**DATA TO PROCESS**
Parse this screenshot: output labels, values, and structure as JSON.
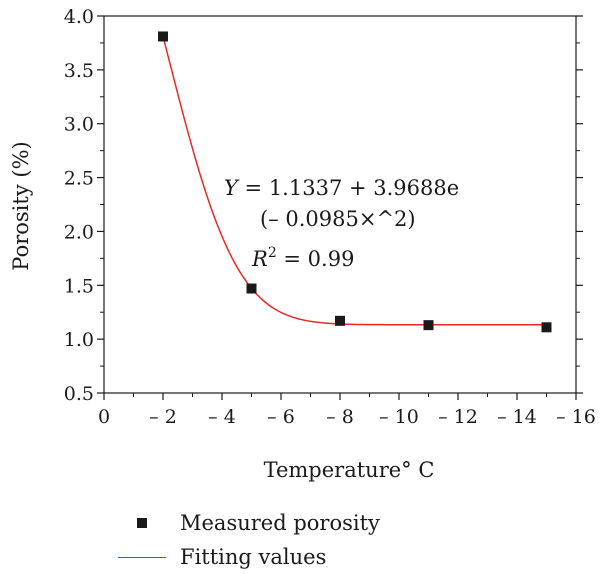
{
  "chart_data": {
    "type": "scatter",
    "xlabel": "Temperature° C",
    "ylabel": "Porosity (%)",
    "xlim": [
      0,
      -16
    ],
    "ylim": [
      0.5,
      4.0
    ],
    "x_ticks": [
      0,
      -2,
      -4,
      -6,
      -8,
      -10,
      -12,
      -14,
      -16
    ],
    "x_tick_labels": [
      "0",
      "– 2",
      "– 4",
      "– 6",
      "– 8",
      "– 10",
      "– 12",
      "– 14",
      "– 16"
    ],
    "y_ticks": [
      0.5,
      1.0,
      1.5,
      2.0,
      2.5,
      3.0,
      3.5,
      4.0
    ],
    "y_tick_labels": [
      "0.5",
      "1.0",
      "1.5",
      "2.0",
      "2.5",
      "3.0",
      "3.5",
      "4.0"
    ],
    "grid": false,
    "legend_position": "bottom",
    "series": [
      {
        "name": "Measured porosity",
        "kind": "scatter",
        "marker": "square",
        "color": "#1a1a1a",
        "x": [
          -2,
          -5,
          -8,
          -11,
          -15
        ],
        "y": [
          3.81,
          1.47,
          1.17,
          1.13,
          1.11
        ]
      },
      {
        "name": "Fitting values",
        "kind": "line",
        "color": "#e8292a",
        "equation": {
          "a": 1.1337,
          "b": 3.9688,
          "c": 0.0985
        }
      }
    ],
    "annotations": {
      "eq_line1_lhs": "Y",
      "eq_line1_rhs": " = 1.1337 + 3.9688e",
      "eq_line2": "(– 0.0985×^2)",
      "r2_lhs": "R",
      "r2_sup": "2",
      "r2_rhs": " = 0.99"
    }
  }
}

**AIM OF THE TASK**
Without the pictures, extract every entry verbatim.

**TASK RESULT**
Parse this screenshot: output labels, values, and structure as JSON.
{
  "chart_data": {
    "type": "scatter",
    "xlabel": "Temperature° C",
    "ylabel": "Porosity (%)",
    "xlim": [
      0,
      -16
    ],
    "ylim": [
      0.5,
      4.0
    ],
    "x_ticks": [
      0,
      -2,
      -4,
      -6,
      -8,
      -10,
      -12,
      -14,
      -16
    ],
    "x_tick_labels": [
      "0",
      "– 2",
      "– 4",
      "– 6",
      "– 8",
      "– 10",
      "– 12",
      "– 14",
      "– 16"
    ],
    "y_ticks": [
      0.5,
      1.0,
      1.5,
      2.0,
      2.5,
      3.0,
      3.5,
      4.0
    ],
    "y_tick_labels": [
      "0.5",
      "1.0",
      "1.5",
      "2.0",
      "2.5",
      "3.0",
      "3.5",
      "4.0"
    ],
    "grid": false,
    "legend_position": "bottom",
    "series": [
      {
        "name": "Measured porosity",
        "kind": "scatter",
        "marker": "square",
        "color": "#1a1a1a",
        "x": [
          -2,
          -5,
          -8,
          -11,
          -15
        ],
        "y": [
          3.81,
          1.47,
          1.17,
          1.13,
          1.11
        ]
      },
      {
        "name": "Fitting values",
        "kind": "line",
        "color": "#e8292a",
        "equation": {
          "a": 1.1337,
          "b": 3.9688,
          "c": 0.0985
        }
      }
    ],
    "annotations": {
      "eq_line1_lhs": "Y",
      "eq_line1_rhs": " = 1.1337 + 3.9688e",
      "eq_line2": "(– 0.0985×^2)",
      "r2_lhs": "R",
      "r2_sup": "2",
      "r2_rhs": " = 0.99"
    }
  }
}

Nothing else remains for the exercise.